TASK DIRECTIONS> Copy each line of the entries beneath that contains the word "JSON".

EXCERPTED DATA>
=======
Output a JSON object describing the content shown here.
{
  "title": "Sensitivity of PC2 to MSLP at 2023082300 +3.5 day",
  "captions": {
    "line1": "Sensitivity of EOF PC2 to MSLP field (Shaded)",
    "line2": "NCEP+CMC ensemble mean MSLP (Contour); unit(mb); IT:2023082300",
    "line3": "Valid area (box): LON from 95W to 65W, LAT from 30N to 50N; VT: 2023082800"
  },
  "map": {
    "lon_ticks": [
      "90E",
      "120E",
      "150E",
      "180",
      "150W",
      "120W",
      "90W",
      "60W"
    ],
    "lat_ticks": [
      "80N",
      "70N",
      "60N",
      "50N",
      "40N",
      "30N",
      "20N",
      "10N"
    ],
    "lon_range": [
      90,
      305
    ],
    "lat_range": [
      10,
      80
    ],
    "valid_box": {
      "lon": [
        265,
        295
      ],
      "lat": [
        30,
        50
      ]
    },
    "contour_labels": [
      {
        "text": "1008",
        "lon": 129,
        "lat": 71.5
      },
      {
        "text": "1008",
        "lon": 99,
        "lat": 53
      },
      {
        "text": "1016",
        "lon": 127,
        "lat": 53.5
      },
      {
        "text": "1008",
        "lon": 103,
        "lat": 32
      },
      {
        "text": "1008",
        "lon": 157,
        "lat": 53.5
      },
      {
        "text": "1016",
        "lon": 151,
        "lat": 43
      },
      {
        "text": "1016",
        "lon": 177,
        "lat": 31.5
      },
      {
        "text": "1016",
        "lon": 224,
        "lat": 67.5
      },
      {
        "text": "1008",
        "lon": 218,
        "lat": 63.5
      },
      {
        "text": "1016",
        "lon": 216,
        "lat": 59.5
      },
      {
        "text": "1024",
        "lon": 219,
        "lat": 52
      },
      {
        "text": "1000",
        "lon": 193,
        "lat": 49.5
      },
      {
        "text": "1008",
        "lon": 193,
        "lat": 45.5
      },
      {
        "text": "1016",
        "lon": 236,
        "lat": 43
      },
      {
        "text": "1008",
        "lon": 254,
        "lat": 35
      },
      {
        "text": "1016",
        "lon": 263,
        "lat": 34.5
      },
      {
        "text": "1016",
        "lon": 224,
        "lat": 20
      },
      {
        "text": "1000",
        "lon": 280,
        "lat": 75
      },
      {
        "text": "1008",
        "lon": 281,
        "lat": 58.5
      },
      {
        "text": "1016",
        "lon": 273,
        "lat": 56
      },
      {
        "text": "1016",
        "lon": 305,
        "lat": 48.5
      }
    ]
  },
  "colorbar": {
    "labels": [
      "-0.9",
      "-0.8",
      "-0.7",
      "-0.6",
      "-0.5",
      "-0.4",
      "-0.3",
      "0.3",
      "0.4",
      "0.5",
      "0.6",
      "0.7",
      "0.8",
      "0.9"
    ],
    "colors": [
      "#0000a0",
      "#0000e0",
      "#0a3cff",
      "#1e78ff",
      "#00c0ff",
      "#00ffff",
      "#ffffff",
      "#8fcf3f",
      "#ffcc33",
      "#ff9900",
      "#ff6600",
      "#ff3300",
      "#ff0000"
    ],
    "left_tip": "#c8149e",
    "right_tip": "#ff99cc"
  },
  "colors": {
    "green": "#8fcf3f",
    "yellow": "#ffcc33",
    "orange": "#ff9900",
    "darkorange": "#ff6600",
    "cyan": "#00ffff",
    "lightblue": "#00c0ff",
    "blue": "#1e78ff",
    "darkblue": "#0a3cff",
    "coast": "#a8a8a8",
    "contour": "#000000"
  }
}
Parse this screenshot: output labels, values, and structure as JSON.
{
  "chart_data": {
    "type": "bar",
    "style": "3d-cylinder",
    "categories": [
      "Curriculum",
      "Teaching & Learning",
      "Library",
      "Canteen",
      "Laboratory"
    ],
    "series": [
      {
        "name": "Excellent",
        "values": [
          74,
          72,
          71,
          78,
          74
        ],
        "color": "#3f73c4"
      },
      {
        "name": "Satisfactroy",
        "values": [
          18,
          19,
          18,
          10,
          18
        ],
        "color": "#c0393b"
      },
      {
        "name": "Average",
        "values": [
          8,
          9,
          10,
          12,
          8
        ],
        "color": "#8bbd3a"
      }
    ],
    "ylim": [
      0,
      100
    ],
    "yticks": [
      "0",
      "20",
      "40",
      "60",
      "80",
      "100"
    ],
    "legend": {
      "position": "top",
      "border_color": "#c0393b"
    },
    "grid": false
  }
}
=======
ANSWER IN FULL>
Output a JSON object describing the content shown here.
Parse this screenshot: output labels, values, and structure as JSON.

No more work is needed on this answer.